## BEGIN Information shown
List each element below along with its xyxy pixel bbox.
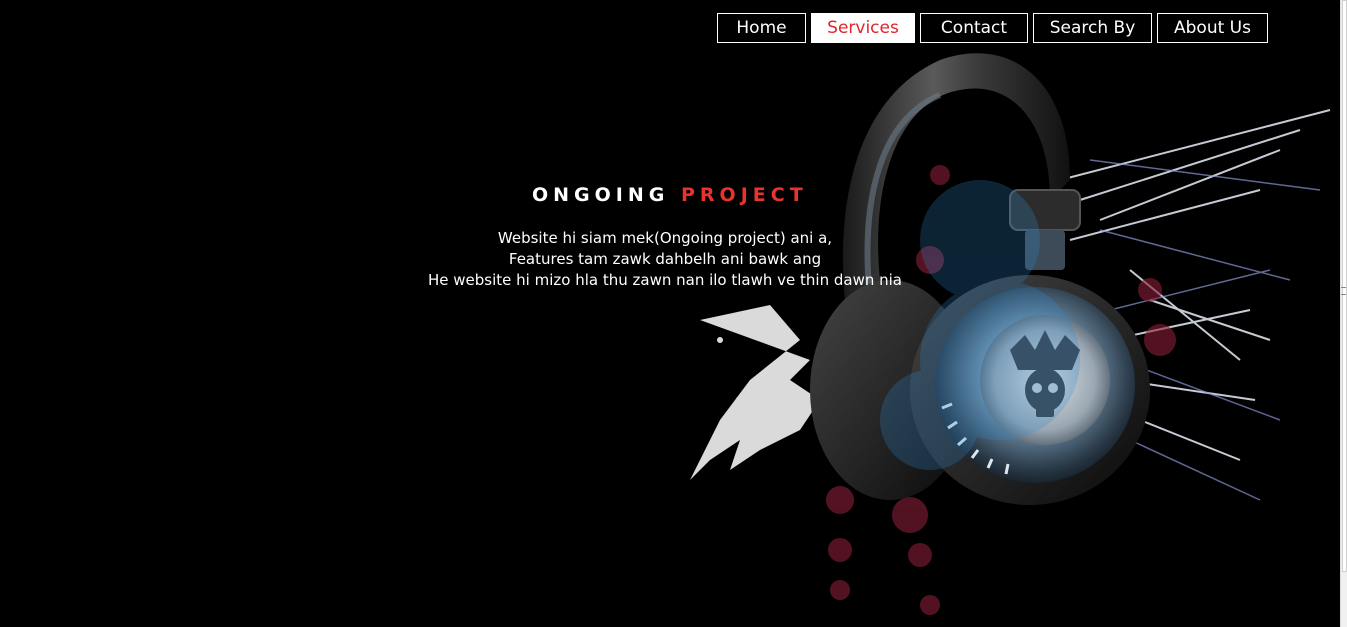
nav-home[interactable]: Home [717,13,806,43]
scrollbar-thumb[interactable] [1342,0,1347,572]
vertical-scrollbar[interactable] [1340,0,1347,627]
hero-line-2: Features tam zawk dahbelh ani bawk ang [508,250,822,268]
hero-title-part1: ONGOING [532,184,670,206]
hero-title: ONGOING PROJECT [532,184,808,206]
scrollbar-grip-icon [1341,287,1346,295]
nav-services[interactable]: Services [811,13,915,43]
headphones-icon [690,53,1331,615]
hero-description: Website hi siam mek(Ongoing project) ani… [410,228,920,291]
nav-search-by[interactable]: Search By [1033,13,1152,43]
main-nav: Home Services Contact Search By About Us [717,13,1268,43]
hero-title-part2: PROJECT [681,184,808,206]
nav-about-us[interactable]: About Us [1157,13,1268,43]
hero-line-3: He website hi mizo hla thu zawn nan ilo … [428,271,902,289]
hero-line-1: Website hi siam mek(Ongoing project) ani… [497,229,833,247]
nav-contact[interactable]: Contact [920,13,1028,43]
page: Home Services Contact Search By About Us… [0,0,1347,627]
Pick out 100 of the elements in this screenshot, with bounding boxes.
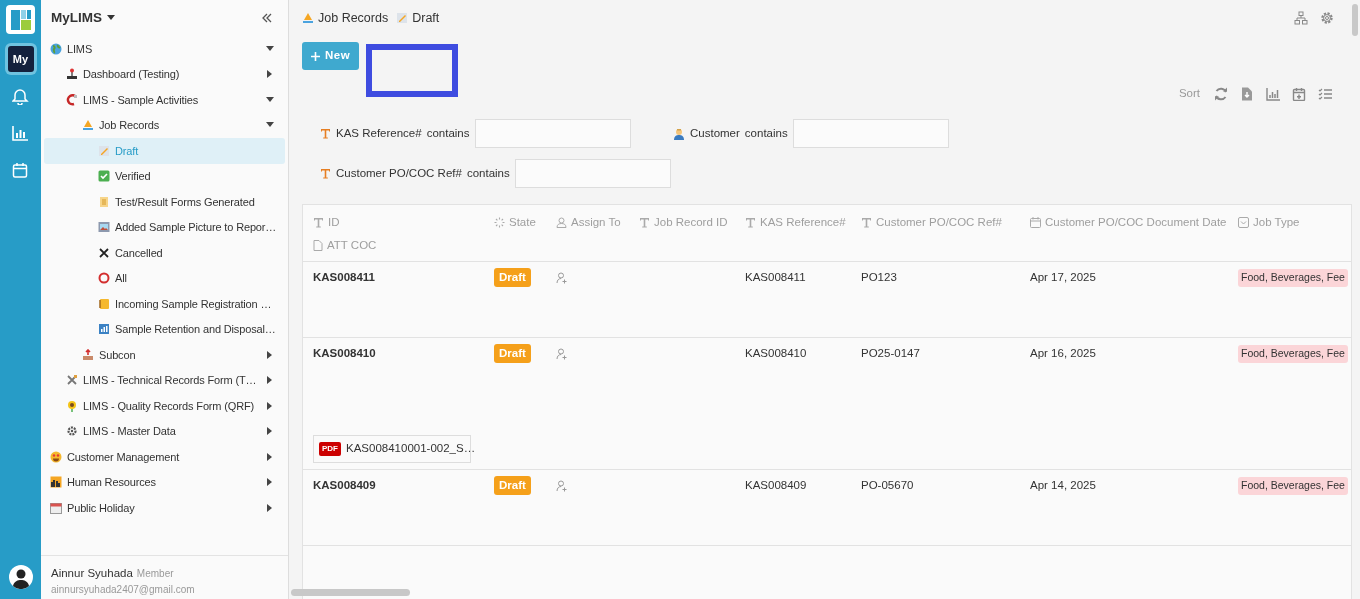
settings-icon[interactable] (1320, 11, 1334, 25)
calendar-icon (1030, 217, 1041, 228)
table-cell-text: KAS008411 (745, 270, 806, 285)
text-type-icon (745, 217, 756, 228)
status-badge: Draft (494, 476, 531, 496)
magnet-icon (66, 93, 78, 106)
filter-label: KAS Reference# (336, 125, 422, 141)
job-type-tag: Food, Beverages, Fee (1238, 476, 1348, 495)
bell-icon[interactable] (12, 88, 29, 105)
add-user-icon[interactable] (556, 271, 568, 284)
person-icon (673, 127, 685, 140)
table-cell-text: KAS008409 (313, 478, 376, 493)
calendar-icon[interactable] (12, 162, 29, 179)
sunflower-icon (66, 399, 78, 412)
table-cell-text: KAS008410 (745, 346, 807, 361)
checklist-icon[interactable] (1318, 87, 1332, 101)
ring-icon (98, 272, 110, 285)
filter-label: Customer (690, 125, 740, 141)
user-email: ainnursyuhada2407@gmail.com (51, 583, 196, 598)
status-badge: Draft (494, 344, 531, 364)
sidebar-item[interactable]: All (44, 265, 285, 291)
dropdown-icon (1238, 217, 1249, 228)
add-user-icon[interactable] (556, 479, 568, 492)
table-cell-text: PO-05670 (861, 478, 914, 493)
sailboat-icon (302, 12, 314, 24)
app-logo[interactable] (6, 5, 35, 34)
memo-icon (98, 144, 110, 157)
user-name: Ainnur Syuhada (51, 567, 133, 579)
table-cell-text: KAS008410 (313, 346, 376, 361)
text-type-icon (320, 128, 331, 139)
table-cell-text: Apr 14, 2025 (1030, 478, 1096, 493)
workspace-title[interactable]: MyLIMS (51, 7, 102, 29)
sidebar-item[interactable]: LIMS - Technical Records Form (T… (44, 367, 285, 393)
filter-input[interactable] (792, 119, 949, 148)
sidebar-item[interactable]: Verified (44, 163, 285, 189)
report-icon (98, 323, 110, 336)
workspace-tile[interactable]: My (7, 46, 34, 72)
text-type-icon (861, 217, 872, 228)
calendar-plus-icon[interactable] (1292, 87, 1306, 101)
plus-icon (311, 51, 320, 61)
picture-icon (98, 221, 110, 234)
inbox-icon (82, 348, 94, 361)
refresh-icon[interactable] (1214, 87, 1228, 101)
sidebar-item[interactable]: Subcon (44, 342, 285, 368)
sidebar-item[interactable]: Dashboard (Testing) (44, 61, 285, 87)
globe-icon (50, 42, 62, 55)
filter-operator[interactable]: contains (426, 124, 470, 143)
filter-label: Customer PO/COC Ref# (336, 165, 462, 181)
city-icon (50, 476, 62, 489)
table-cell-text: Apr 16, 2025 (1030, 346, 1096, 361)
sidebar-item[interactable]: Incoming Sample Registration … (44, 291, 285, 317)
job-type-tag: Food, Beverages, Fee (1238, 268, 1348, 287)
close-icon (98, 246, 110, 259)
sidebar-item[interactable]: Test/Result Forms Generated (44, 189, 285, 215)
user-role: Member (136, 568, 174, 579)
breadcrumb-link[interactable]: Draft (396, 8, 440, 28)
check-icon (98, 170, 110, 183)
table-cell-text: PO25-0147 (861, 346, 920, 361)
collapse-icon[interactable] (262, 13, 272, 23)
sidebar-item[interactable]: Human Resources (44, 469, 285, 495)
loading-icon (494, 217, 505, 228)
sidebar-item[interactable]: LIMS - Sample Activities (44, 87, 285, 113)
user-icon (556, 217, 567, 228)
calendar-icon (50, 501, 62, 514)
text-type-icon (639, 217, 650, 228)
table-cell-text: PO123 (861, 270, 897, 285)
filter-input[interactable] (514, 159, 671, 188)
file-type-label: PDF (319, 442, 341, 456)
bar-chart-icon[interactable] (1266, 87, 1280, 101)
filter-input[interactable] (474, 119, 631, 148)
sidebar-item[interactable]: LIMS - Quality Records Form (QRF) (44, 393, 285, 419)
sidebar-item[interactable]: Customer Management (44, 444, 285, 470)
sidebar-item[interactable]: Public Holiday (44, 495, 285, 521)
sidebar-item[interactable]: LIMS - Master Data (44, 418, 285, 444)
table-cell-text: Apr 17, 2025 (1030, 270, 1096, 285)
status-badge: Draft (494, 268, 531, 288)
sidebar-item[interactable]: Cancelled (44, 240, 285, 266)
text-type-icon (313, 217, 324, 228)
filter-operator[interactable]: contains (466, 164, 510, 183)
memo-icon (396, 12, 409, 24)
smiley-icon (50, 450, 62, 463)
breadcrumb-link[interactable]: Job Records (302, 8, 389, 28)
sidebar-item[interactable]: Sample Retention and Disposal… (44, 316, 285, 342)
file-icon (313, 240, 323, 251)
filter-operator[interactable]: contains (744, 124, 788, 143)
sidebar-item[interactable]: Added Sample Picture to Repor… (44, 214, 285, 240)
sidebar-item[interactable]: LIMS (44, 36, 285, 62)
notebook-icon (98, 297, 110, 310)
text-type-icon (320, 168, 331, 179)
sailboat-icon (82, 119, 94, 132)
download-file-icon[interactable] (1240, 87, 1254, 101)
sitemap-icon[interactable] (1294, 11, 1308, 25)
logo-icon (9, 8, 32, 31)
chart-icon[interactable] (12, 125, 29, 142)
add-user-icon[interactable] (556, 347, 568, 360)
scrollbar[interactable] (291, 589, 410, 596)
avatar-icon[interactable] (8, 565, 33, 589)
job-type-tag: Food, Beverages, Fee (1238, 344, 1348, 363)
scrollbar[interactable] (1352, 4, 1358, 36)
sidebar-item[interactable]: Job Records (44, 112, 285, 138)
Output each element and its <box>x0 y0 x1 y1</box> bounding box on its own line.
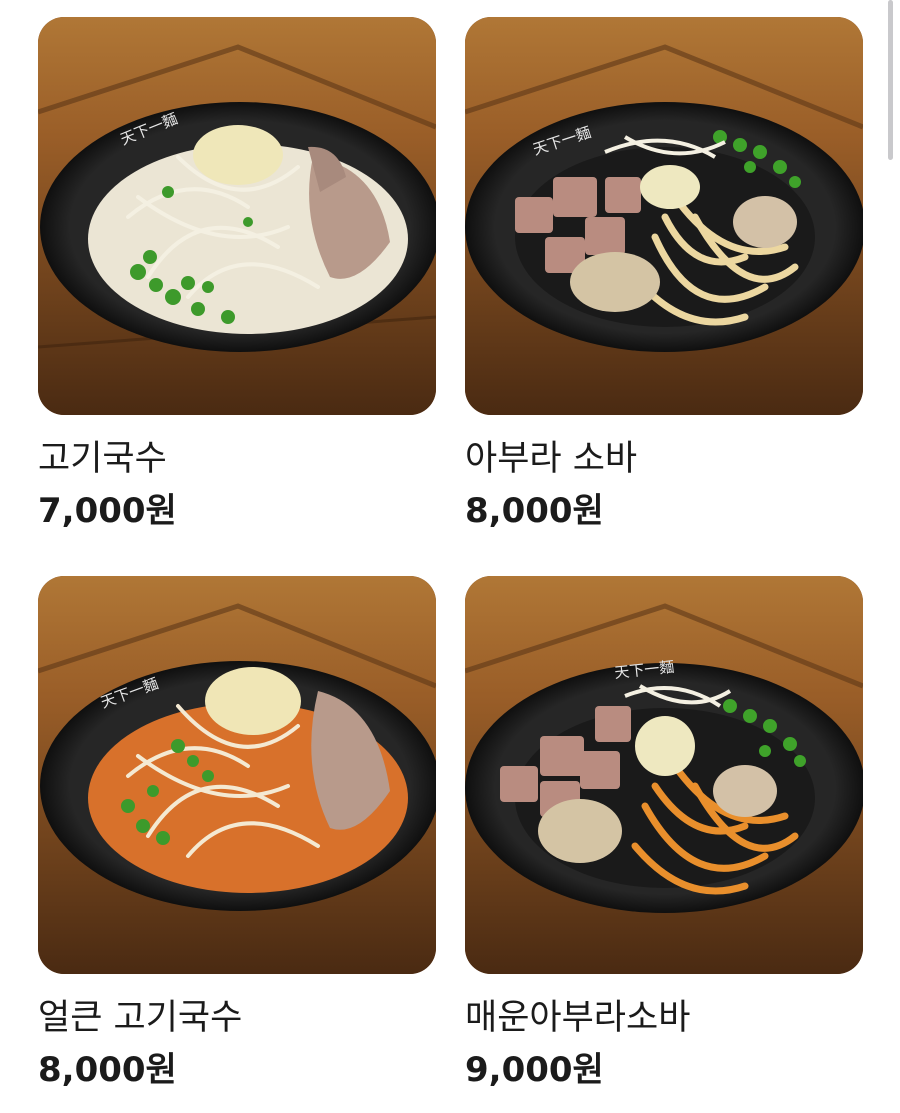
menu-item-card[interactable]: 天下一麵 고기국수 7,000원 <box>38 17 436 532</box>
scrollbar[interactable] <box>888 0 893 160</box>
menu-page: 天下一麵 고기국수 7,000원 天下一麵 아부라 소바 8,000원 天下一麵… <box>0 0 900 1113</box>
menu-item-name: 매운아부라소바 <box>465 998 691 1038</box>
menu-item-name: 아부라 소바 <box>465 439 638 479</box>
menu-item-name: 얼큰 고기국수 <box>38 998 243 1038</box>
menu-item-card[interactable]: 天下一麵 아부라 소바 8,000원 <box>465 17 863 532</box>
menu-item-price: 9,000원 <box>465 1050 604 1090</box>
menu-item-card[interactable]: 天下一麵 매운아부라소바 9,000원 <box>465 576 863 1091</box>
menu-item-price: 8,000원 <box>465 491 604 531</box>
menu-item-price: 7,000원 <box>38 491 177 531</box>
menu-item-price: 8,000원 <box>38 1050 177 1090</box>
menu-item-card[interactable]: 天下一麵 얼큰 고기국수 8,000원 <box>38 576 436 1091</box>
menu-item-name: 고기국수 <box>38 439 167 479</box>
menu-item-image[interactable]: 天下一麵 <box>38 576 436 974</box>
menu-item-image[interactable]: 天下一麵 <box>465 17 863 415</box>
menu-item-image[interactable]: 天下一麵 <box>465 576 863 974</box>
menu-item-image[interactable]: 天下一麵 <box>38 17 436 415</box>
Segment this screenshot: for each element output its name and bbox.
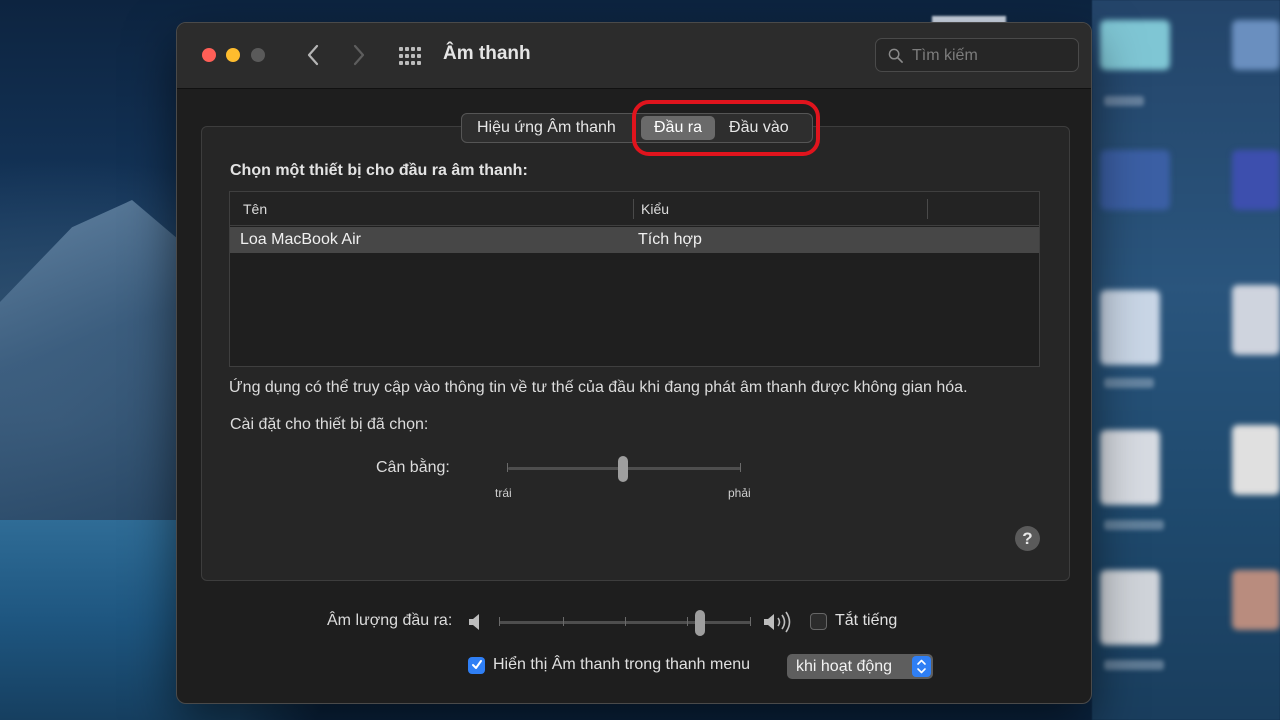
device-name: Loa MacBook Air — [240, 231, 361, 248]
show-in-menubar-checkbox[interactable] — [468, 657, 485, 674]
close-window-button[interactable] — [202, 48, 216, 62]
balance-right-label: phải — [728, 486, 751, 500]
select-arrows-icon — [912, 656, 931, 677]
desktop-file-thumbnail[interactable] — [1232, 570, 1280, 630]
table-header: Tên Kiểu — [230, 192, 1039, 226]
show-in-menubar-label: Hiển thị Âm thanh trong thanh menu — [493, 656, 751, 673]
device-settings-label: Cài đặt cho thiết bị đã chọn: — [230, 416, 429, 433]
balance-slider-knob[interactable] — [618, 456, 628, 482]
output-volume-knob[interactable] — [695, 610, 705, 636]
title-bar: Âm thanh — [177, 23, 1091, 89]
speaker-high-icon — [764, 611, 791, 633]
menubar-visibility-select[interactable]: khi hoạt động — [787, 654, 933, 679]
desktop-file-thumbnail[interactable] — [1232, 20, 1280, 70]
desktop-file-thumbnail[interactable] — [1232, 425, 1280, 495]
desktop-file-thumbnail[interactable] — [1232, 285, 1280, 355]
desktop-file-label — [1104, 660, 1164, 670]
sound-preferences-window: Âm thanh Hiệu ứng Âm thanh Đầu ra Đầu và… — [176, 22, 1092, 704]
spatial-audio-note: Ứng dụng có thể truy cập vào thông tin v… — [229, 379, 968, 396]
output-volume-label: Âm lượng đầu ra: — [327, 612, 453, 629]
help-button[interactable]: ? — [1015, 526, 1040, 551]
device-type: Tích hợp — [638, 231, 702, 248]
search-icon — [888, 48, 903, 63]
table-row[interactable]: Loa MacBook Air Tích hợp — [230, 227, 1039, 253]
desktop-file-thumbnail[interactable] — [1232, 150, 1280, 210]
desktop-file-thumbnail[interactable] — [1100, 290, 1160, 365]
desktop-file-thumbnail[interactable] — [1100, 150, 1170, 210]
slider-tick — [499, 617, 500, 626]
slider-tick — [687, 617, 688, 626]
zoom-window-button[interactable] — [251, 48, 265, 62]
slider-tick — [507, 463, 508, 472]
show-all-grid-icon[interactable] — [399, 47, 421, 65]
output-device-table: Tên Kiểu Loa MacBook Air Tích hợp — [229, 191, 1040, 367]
## END Information shown
» **Do this**:
Please write out the lines shown above, unchanged, beginning at the line that contains "nav-home[interactable]: Home [717,13,806,43]" and stopping after the line that contains "hero-title-part1: ONGOING [532,184,670,206]".

» **Final answer**:
nav-home[interactable]: Home [717,13,806,43]
scrollbar-thumb[interactable] [1342,0,1347,572]
vertical-scrollbar[interactable] [1340,0,1347,627]
hero-line-2: Features tam zawk dahbelh ani bawk ang [508,250,822,268]
hero-title-part1: ONGOING [532,184,670,206]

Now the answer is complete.